• What is needed: Wherever a line holds the string "Собрание", copy that line.

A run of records
= = = = = = =

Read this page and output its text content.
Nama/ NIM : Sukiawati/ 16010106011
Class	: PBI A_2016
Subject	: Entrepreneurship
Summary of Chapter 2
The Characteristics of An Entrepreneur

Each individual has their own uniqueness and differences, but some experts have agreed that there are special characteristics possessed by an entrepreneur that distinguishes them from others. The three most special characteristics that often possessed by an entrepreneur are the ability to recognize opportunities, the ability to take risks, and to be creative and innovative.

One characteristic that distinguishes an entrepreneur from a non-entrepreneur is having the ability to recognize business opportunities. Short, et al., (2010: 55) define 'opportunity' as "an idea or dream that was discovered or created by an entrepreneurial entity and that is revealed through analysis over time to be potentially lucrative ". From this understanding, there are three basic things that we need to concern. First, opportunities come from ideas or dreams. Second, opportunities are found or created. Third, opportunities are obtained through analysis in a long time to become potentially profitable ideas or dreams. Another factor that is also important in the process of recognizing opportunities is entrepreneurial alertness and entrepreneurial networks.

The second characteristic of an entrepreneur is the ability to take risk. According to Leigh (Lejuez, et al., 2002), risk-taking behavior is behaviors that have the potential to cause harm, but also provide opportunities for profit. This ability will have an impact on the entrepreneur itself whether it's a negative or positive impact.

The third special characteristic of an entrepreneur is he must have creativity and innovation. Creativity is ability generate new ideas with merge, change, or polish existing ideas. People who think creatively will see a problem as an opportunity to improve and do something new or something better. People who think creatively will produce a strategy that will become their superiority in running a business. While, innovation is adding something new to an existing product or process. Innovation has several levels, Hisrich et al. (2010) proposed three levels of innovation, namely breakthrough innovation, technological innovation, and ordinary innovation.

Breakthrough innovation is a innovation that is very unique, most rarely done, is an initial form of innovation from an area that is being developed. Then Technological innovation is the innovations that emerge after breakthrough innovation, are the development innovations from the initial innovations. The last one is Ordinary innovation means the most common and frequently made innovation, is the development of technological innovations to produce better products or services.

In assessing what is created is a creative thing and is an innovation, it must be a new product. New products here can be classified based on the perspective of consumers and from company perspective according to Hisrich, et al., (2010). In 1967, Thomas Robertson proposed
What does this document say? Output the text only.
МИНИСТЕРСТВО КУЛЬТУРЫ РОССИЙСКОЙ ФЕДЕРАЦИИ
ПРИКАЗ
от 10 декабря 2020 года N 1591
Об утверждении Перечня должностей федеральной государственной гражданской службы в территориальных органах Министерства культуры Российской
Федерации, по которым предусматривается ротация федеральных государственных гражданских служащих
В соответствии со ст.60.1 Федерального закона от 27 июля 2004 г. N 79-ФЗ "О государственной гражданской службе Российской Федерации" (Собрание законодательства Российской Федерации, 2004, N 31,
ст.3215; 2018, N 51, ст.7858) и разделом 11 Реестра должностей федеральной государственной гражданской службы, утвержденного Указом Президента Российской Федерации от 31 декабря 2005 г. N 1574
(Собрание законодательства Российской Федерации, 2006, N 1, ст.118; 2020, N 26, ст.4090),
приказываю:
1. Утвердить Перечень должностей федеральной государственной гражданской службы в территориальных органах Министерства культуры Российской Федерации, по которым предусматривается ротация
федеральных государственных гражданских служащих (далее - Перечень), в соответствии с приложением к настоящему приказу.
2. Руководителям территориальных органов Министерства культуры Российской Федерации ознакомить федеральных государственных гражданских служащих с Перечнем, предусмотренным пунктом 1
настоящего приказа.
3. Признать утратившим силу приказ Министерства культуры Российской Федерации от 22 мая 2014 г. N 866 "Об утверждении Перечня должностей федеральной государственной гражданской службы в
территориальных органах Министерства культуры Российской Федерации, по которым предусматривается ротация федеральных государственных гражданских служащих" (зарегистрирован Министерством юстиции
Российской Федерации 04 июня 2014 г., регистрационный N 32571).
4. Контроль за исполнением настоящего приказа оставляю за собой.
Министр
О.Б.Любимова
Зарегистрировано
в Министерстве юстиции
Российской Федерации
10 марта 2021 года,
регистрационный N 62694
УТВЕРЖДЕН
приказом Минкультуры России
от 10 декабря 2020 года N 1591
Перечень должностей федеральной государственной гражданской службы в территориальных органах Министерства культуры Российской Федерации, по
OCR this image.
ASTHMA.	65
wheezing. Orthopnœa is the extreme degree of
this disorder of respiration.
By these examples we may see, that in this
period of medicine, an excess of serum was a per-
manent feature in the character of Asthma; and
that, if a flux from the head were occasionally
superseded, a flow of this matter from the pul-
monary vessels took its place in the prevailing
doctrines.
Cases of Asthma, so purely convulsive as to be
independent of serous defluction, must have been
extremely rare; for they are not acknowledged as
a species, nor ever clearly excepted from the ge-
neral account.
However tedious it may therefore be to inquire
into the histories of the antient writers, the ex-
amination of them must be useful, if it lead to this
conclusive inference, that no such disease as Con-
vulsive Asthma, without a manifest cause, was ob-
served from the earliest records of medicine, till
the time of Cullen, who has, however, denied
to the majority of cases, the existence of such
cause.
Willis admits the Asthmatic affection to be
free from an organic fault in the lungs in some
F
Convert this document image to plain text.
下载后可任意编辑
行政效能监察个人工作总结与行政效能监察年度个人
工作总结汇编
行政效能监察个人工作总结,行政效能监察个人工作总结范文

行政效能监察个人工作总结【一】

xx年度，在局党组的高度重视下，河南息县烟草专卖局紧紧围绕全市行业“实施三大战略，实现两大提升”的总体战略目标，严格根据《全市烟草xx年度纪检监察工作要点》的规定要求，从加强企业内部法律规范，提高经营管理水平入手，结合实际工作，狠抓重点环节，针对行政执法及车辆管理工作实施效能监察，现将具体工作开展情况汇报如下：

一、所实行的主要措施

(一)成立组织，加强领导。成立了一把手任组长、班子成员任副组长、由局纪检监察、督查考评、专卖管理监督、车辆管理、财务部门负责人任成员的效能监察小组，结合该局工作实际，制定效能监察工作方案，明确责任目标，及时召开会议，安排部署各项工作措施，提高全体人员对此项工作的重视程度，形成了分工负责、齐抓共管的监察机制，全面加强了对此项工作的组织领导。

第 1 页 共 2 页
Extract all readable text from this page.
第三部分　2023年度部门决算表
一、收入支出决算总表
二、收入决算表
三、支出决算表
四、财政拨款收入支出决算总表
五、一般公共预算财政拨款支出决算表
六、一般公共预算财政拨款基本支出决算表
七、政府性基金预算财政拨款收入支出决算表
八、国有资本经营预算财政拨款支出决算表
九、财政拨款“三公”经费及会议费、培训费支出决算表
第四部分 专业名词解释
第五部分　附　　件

= = = = = = =

• Full response:
В соответствии со ст.60.1 Федерального закона от 27 июля 2004 г. N 79-ФЗ "О государственной гражданской службе Российской Федерации" (Собрание законодательства Российской Федерации, 2004, N 31,
(Собрание законодательства Российской Федерации, 2006, N 1, ст.118; 2020, N 26, ст.4090),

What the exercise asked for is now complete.